[Collected data entries]
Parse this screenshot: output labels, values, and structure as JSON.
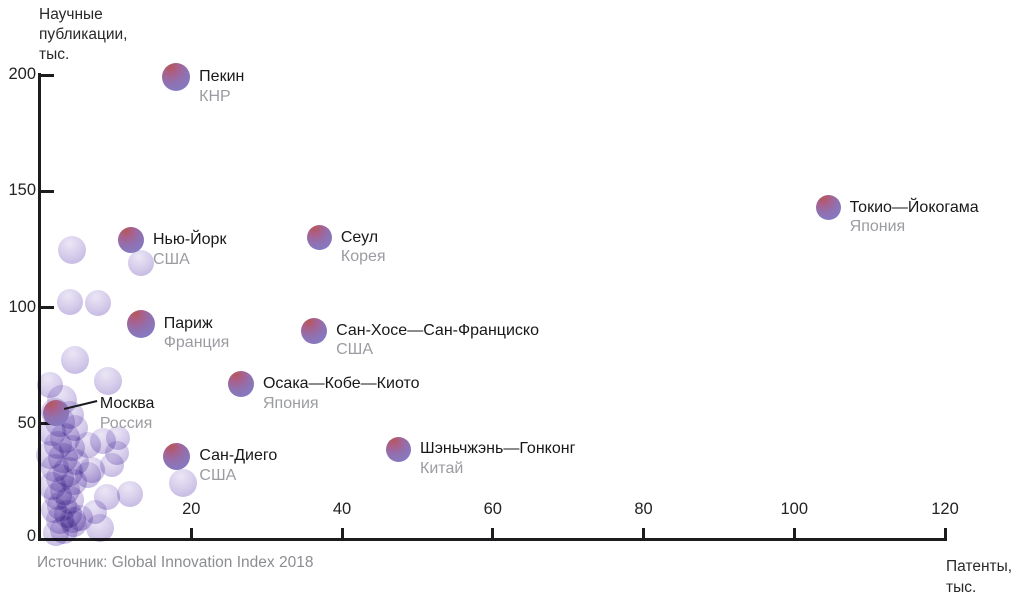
{
  "axes": {
    "y_title_lines": [
      "Научные",
      "публикации,",
      "тыс."
    ],
    "x_title_lines": [
      "Патенты,",
      "тыс."
    ],
    "origin_label": "0"
  },
  "source_note": "Источник: Global Innovation Index 2018",
  "colors": {
    "background": "#ffffff",
    "axis": "#1c1c1e",
    "tick_label": "#232325",
    "city_label": "#18181a",
    "country_label": "#9b9ca1",
    "source_text": "#8b8d92",
    "bubble_gradient_red": "#b4585a",
    "bubble_gradient_purple": "#8678c0",
    "bubble_light": "#cdc2e6"
  },
  "chart_data": {
    "type": "scatter",
    "title": "",
    "xlabel": "Патенты, тыс.",
    "ylabel": "Научные публикации, тыс.",
    "source": "Источник: Global Innovation Index 2018",
    "xlim": [
      0,
      120
    ],
    "ylim": [
      0,
      200
    ],
    "xticks": [
      20,
      40,
      60,
      80,
      100,
      120
    ],
    "yticks": [
      0,
      50,
      100,
      150,
      200
    ],
    "grid": false,
    "legend": "none",
    "cities": [
      {
        "city": "Пекин",
        "country": "КНР",
        "x": 18,
        "y": 199,
        "r": 14
      },
      {
        "city": "Токио—Йокогама",
        "country": "Япония",
        "x": 104.5,
        "y": 143,
        "r": 12.5
      },
      {
        "city": "Нью-Йорк",
        "country": "США",
        "x": 12,
        "y": 129,
        "r": 13
      },
      {
        "city": "Сеул",
        "country": "Корея",
        "x": 37,
        "y": 130,
        "r": 12.5
      },
      {
        "city": "Париж",
        "country": "Франция",
        "x": 13.3,
        "y": 93,
        "r": 14
      },
      {
        "city": "Сан-Хосе—Сан-Франциско",
        "country": "США",
        "x": 36.3,
        "y": 90,
        "r": 13
      },
      {
        "city": "Осака—Кобе—Киото",
        "country": "Япония",
        "x": 26.6,
        "y": 67,
        "r": 13
      },
      {
        "city": "Москва",
        "country": "Россия",
        "x": 2.1,
        "y": 54.5,
        "r": 13,
        "callout": true
      },
      {
        "city": "Сан-Диего",
        "country": "США",
        "x": 18.1,
        "y": 36,
        "r": 13.5
      },
      {
        "city": "Шэньчжэнь—Гонконг",
        "country": "Китай",
        "x": 47.5,
        "y": 39,
        "r": 12.5
      }
    ],
    "unlabeled_points": [
      [
        4.2,
        124.7,
        14
      ],
      [
        13.3,
        119.1,
        13
      ],
      [
        3.9,
        102.4,
        13
      ],
      [
        7.6,
        101.9,
        13
      ],
      [
        4.6,
        77.4,
        14
      ],
      [
        1.3,
        66.7,
        13
      ],
      [
        9.0,
        68.4,
        14
      ],
      [
        8.3,
        42.6,
        13
      ],
      [
        10.3,
        43.9,
        12
      ],
      [
        10.1,
        37.4,
        12
      ],
      [
        6.8,
        30.1,
        13
      ],
      [
        9.5,
        32.3,
        12
      ],
      [
        11.9,
        19.8,
        13
      ],
      [
        8.8,
        18.5,
        13
      ],
      [
        7.2,
        12.0,
        12
      ],
      [
        4.3,
        8.6,
        13
      ],
      [
        7.9,
        5.2,
        14
      ],
      [
        18.9,
        24.5,
        14
      ],
      [
        6.3,
        40.9,
        13
      ],
      [
        6.3,
        28.0,
        13
      ],
      [
        2.9,
        60.2,
        15
      ],
      [
        1.9,
        55.1,
        14
      ],
      [
        3.9,
        53.8,
        14
      ],
      [
        2.6,
        50.8,
        15
      ],
      [
        4.6,
        48.2,
        13
      ],
      [
        1.5,
        46.5,
        14
      ],
      [
        3.3,
        43.9,
        15
      ],
      [
        2.3,
        40.9,
        14
      ],
      [
        4.2,
        39.6,
        13
      ],
      [
        1.3,
        36.6,
        14
      ],
      [
        3.0,
        35.3,
        15
      ],
      [
        4.7,
        33.5,
        13
      ],
      [
        1.9,
        31.0,
        14
      ],
      [
        3.6,
        29.2,
        15
      ],
      [
        2.6,
        26.7,
        14
      ],
      [
        4.4,
        24.9,
        13
      ],
      [
        1.5,
        23.2,
        14
      ],
      [
        3.3,
        21.5,
        15
      ],
      [
        2.3,
        18.9,
        14
      ],
      [
        3.9,
        17.2,
        14
      ],
      [
        2.9,
        14.6,
        15
      ],
      [
        1.8,
        12.9,
        13
      ],
      [
        3.6,
        11.2,
        14
      ],
      [
        2.6,
        8.6,
        14
      ],
      [
        4.4,
        6.9,
        13
      ],
      [
        3.1,
        4.3,
        14
      ],
      [
        2.1,
        3.0,
        13
      ],
      [
        5.2,
        9.5,
        13
      ]
    ]
  }
}
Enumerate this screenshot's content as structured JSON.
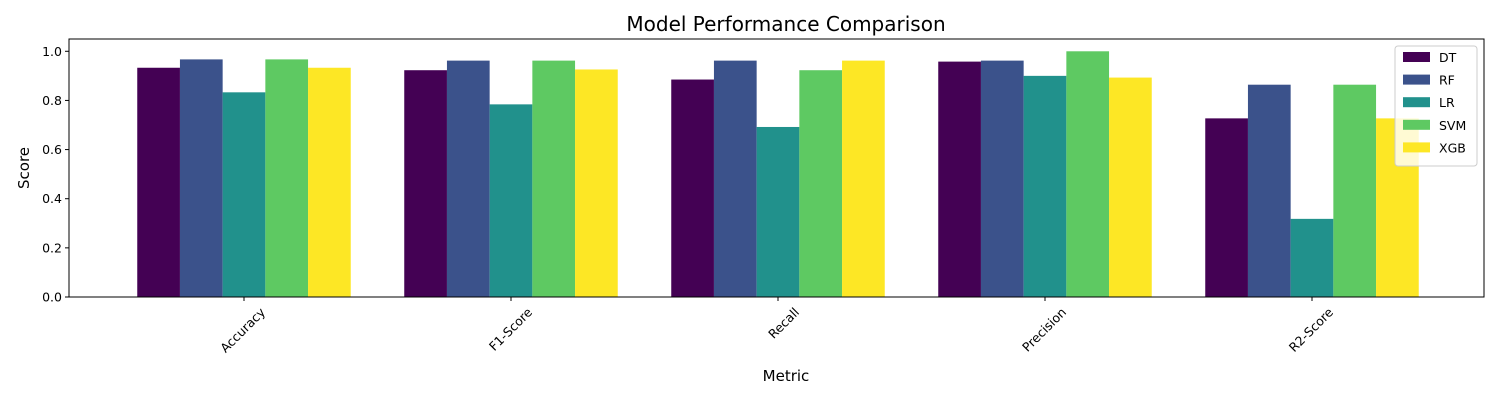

## WHAT THE TASK ASKS
The records above should be reproduced exactly, with no pictures included.

## TASK OUTPUT
Parse this screenshot: output labels, values, and structure as JSON.
{
  "axes": {
    "y_title_lines": [
      "Научные",
      "публикации,",
      "тыс."
    ],
    "x_title_lines": [
      "Патенты,",
      "тыс."
    ],
    "origin_label": "0"
  },
  "source_note": "Источник: Global Innovation Index 2018",
  "colors": {
    "background": "#ffffff",
    "axis": "#1c1c1e",
    "tick_label": "#232325",
    "city_label": "#18181a",
    "country_label": "#9b9ca1",
    "source_text": "#8b8d92",
    "bubble_gradient_red": "#b4585a",
    "bubble_gradient_purple": "#8678c0",
    "bubble_light": "#cdc2e6"
  },
  "chart_data": {
    "type": "scatter",
    "title": "",
    "xlabel": "Патенты, тыс.",
    "ylabel": "Научные публикации, тыс.",
    "source": "Источник: Global Innovation Index 2018",
    "xlim": [
      0,
      120
    ],
    "ylim": [
      0,
      200
    ],
    "xticks": [
      20,
      40,
      60,
      80,
      100,
      120
    ],
    "yticks": [
      0,
      50,
      100,
      150,
      200
    ],
    "grid": false,
    "legend": "none",
    "cities": [
      {
        "city": "Пекин",
        "country": "КНР",
        "x": 18,
        "y": 199,
        "r": 14
      },
      {
        "city": "Токио—Йокогама",
        "country": "Япония",
        "x": 104.5,
        "y": 143,
        "r": 12.5
      },
      {
        "city": "Нью-Йорк",
        "country": "США",
        "x": 12,
        "y": 129,
        "r": 13
      },
      {
        "city": "Сеул",
        "country": "Корея",
        "x": 37,
        "y": 130,
        "r": 12.5
      },
      {
        "city": "Париж",
        "country": "Франция",
        "x": 13.3,
        "y": 93,
        "r": 14
      },
      {
        "city": "Сан-Хосе—Сан-Франциско",
        "country": "США",
        "x": 36.3,
        "y": 90,
        "r": 13
      },
      {
        "city": "Осака—Кобе—Киото",
        "country": "Япония",
        "x": 26.6,
        "y": 67,
        "r": 13
      },
      {
        "city": "Москва",
        "country": "Россия",
        "x": 2.1,
        "y": 54.5,
        "r": 13,
        "callout": true
      },
      {
        "city": "Сан-Диего",
        "country": "США",
        "x": 18.1,
        "y": 36,
        "r": 13.5
      },
      {
        "city": "Шэньчжэнь—Гонконг",
        "country": "Китай",
        "x": 47.5,
        "y": 39,
        "r": 12.5
      }
    ],
    "unlabeled_points": [
      [
        4.2,
        124.7,
        14
      ],
      [
        13.3,
        119.1,
        13
      ],
      [
        3.9,
        102.4,
        13
      ],
      [
        7.6,
        101.9,
        13
      ],
      [
        4.6,
        77.4,
        14
      ],
      [
        1.3,
        66.7,
        13
      ],
      [
        9.0,
        68.4,
        14
      ],
      [
        8.3,
        42.6,
        13
      ],
      [
        10.3,
        43.9,
        12
      ],
      [
        10.1,
        37.4,
        12
      ],
      [
        6.8,
        30.1,
        13
      ],
      [
        9.5,
        32.3,
        12
      ],
      [
        11.9,
        19.8,
        13
      ],
      [
        8.8,
        18.5,
        13
      ],
      [
        7.2,
        12.0,
        12
      ],
      [
        4.3,
        8.6,
        13
      ],
      [
        7.9,
        5.2,
        14
      ],
      [
        18.9,
        24.5,
        14
      ],
      [
        6.3,
        40.9,
        13
      ],
      [
        6.3,
        28.0,
        13
      ],
      [
        2.9,
        60.2,
        15
      ],
      [
        1.9,
        55.1,
        14
      ],
      [
        3.9,
        53.8,
        14
      ],
      [
        2.6,
        50.8,
        15
      ],
      [
        4.6,
        48.2,
        13
      ],
      [
        1.5,
        46.5,
        14
      ],
      [
        3.3,
        43.9,
        15
      ],
      [
        2.3,
        40.9,
        14
      ],
      [
        4.2,
        39.6,
        13
      ],
      [
        1.3,
        36.6,
        14
      ],
      [
        3.0,
        35.3,
        15
      ],
      [
        4.7,
        33.5,
        13
      ],
      [
        1.9,
        31.0,
        14
      ],
      [
        3.6,
        29.2,
        15
      ],
      [
        2.6,
        26.7,
        14
      ],
      [
        4.4,
        24.9,
        13
      ],
      [
        1.5,
        23.2,
        14
      ],
      [
        3.3,
        21.5,
        15
      ],
      [
        2.3,
        18.9,
        14
      ],
      [
        3.9,
        17.2,
        14
      ],
      [
        2.9,
        14.6,
        15
      ],
      [
        1.8,
        12.9,
        13
      ],
      [
        3.6,
        11.2,
        14
      ],
      [
        2.6,
        8.6,
        14
      ],
      [
        4.4,
        6.9,
        13
      ],
      [
        3.1,
        4.3,
        14
      ],
      [
        2.1,
        3.0,
        13
      ],
      [
        5.2,
        9.5,
        13
      ]
    ]
  }
}
Enumerate this screenshot's content as structured JSON.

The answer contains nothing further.